**TASK TO CARRY OUT**: Find the string "start" in the listing and report every line that has it.

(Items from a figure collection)
------------------------------------

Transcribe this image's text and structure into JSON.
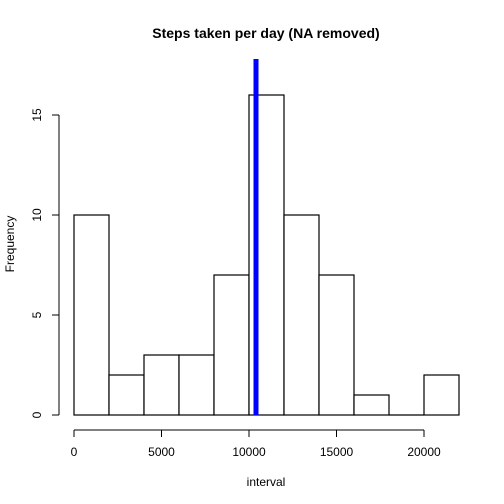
{
  "chart_data": {
    "type": "bar",
    "title": "Steps taken per day (NA removed)",
    "xlabel": "interval",
    "ylabel": "Frequency",
    "bins": [
      {
        "start": 0,
        "end": 2000,
        "count": 10
      },
      {
        "start": 2000,
        "end": 4000,
        "count": 2
      },
      {
        "start": 4000,
        "end": 6000,
        "count": 3
      },
      {
        "start": 6000,
        "end": 8000,
        "count": 3
      },
      {
        "start": 8000,
        "end": 10000,
        "count": 7
      },
      {
        "start": 10000,
        "end": 12000,
        "count": 16
      },
      {
        "start": 12000,
        "end": 14000,
        "count": 10
      },
      {
        "start": 14000,
        "end": 16000,
        "count": 7
      },
      {
        "start": 16000,
        "end": 18000,
        "count": 1
      },
      {
        "start": 18000,
        "end": 20000,
        "count": 0
      },
      {
        "start": 20000,
        "end": 22000,
        "count": 2
      }
    ],
    "xlim": [
      0,
      22000
    ],
    "ylim": [
      0,
      16
    ],
    "x_ticks": [
      0,
      5000,
      10000,
      15000,
      20000
    ],
    "x_tick_labels": [
      "0",
      "5000",
      "10000",
      "15000",
      "20000"
    ],
    "y_ticks": [
      0,
      5,
      10,
      15
    ],
    "y_tick_labels": [
      "0",
      "5",
      "10",
      "15"
    ],
    "mean_line": {
      "x": 10400,
      "color": "#0000ff"
    },
    "bar_fill": "#ffffff",
    "bar_stroke": "#000000",
    "grid": false,
    "legend": "none"
  }
}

------------------------------------

**EXERCISE RESPONSE**:
        "start": 0,
        "start": 2000,
        "start": 4000,
        "start": 6000,
        "start": 8000,
        "start": 10000,
        "start": 12000,
        "start": 14000,
        "start": 16000,
        "start": 18000,
        "start": 20000,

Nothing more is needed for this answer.